Saved entries
━━━━━━
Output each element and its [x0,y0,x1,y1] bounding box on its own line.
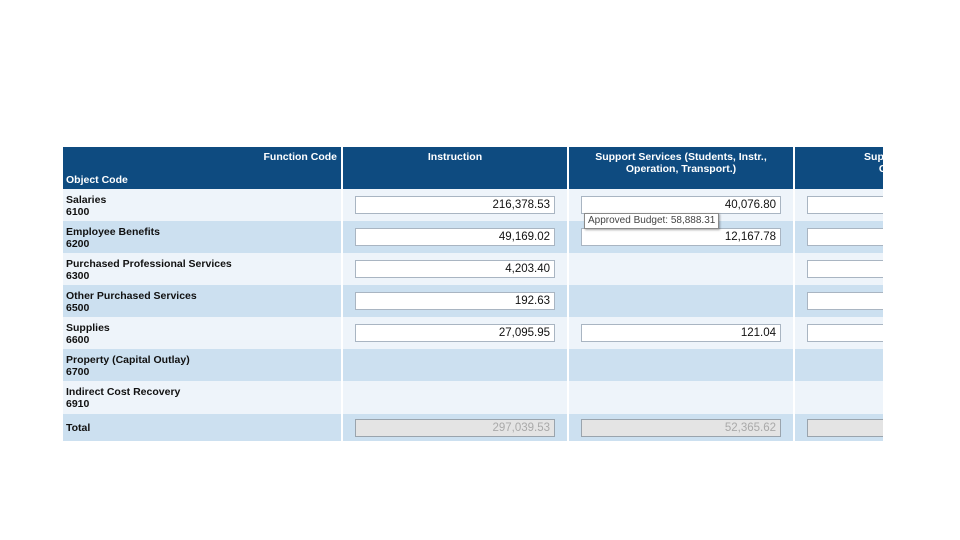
table-row-other-purchased-services: Other Purchased Services 6500 192.63 [63,285,883,317]
row-label: Other Purchased Services 6500 [66,290,197,314]
amount-input[interactable] [807,196,883,214]
amount-input[interactable]: 27,095.95 [355,324,555,342]
amount-input[interactable] [807,324,883,342]
amount-input[interactable]: 192.63 [355,292,555,310]
row-label: Supplies 6600 [66,322,110,346]
amount-input[interactable]: 216,378.53 [355,196,555,214]
row-label: Salaries 6100 [66,194,107,218]
amount-input[interactable] [807,228,883,246]
row-label: Property (Capital Outlay) 6700 [66,354,190,378]
table-row-total: Total 297,039.53 52,365.62 [63,414,883,441]
empty-cell [569,381,795,414]
amount-input[interactable]: 12,167.78 [581,228,781,246]
header-row: Function Code Object Code Instruction Su… [63,147,883,189]
table-row-property: Property (Capital Outlay) 6700 [63,349,883,381]
total-field: 52,365.62 [581,419,781,437]
row-label: Indirect Cost Recovery 6910 [66,386,181,410]
amount-input[interactable]: 40,076.80 [581,196,781,214]
empty-cell [795,349,883,381]
column-header-support-services: Support Services (Students, Instr., Oper… [569,147,795,189]
amount-input[interactable] [807,292,883,310]
empty-cell [795,381,883,414]
table-row-employee-benefits: Employee Benefits 6200 49,169.02 12,167.7… [63,221,883,253]
empty-cell [569,349,795,381]
table-row-purchased-professional-services: Purchased Professional Services 6300 4,20… [63,253,883,285]
approved-budget-tooltip: Approved Budget: 58,888.31 [584,213,720,229]
total-label: Total [66,422,91,434]
object-code-label: Object Code [66,174,128,186]
empty-cell [343,349,569,381]
amount-input[interactable]: 121.04 [581,324,781,342]
amount-input[interactable] [807,260,883,278]
header-corner: Function Code Object Code [63,147,343,189]
function-code-label: Function Code [263,151,338,163]
row-label: Employee Benefits 6200 [66,226,160,250]
amount-input[interactable]: 49,169.02 [355,228,555,246]
empty-cell [343,381,569,414]
total-field [807,419,883,437]
column-header-support-central: Support Serv Central [795,147,883,189]
table-row-supplies: Supplies 6600 27,095.95 121.04 [63,317,883,349]
budget-grid: Function Code Object Code Instruction Su… [63,147,883,441]
empty-cell [569,285,795,317]
table-row-salaries: Salaries 6100 216,378.53 40,076.80 [63,189,883,221]
total-field: 297,039.53 [355,419,555,437]
table-row-indirect-cost-recovery: Indirect Cost Recovery 6910 [63,381,883,414]
amount-input[interactable]: 4,203.40 [355,260,555,278]
column-header-instruction: Instruction [343,147,569,189]
empty-cell [569,253,795,285]
row-label: Purchased Professional Services 6300 [66,258,232,282]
━━━━━━
» **Stated problem**: Arrange every line of the material above as a Markdown table with two columns, Row and Line, numbering the rows and skipping blank lines. Leave the pictures out of the answer.

» **The result**:
| Row | Line |
|---|---|
| 1 | Output each element and its [x0,y0,x1,y1] bounding box on its own line. |
| 2 | table-row-other-purchased-services: Other Purchased Services 6500 192.63 [63,285,883,317] |
| 3 | row-label: Other Purchased Services 6500 [66,290,197,314] |
| 4 | amount-input[interactable] [807,196,883,214] |
| 5 | amount-input[interactable]: 27,095.95 [355,324,555,342] |
| 6 | amount-input[interactable] [807,324,883,342] |
| 7 | amount-input[interactable]: 192.63 [355,292,555,310] |
| 8 | row-label: Supplies 6600 [66,322,110,346] |
| 9 | amount-input[interactable]: 216,378.53 [355,196,555,214] |
| 10 | row-label: Salaries 6100 [66,194,107,218] |
| 11 | amount-input[interactable] [807,228,883,246] |
| 12 | row-label: Property (Capital Outlay) 6700 [66,354,190,378] |
| 13 | table-row-total: Total 297,039.53 52,365.62 [63,414,883,441] |
| 14 | empty-cell [569,381,795,414] |
| 15 | amount-input[interactable]: 12,167.78 [581,228,781,246] |
| 16 | header-row: Function Code Object Code Instruction Su… [63,147,883,189] |
| 17 | table-row-property: Property (Capital Outlay) 6700 [63,349,883,381] |
| 18 | total-field: 52,365.62 [581,419,781,437] |
| 19 | row-label: Indirect Cost Recovery 6910 [66,386,181,410] |
| 20 | amount-input[interactable]: 40,076.80 [581,196,781,214] |
| 21 | empty-cell [795,349,883,381] |
| 22 | column-header-support-services: Support Services (Students, Instr., Oper… [569,147,795,189] |
| 23 | amount-input[interactable] [807,292,883,310] |
| 24 | empty-cell [795,381,883,414] |
| 25 | table-row-employee-benefits: Employee Benefits 6200 49,169.02 12,167.7… [63,221,883,253] |
| 26 | empty-cell [569,349,795,381] |
| 27 | table-row-purchased-professional-services: Purchased Professional Services 6300 4,20… [63,253,883,285] |
| 28 | approved-budget-tooltip: Approved Budget: 58,888.31 [584,213,720,229] |
| 29 | total-label: Total [66,422,91,434] |
| 30 | object-code-label: Object Code [66,174,128,186] |
| 31 | empty-cell [343,349,569,381] |
| 32 | amount-input[interactable]: 121.04 [581,324,781,342] |
| 33 | amount-input[interactable] [807,260,883,278] |
| 34 | header-corner: Function Code Object Code [63,147,343,189] |
| 35 | function-code-label: Function Code [263,151,338,163] |
| 36 | row-label: Employee Benefits 6200 [66,226,160,250] |
| 37 | amount-input[interactable]: 49,169.02 [355,228,555,246] |
| 38 | empty-cell [343,381,569,414] |
| 39 | total-field [807,419,883,437] |
| 40 | column-header-support-central: Support Serv Central [795,147,883,189] |
| 41 | table-row-supplies: Supplies 6600 27,095.95 121.04 [63,317,883,349] |
| 42 | budget-grid: Function Code Object Code Instruction Su… [63,147,883,441] |
| 43 | empty-cell [569,285,795,317] |
| 44 | table-row-salaries: Salaries 6100 216,378.53 40,076.80 [63,189,883,221] |
| 45 | total-field: 297,039.53 [355,419,555,437] |
| 46 | table-row-indirect-cost-recovery: Indirect Cost Recovery 6910 [63,381,883,414] |
| 47 | amount-input[interactable]: 4,203.40 [355,260,555,278] |
| 48 | column-header-instruction: Instruction [343,147,569,189] |
| 49 | empty-cell [569,253,795,285] |
| 50 | row-label: Purchased Professional Services 6300 [66,258,232,282] |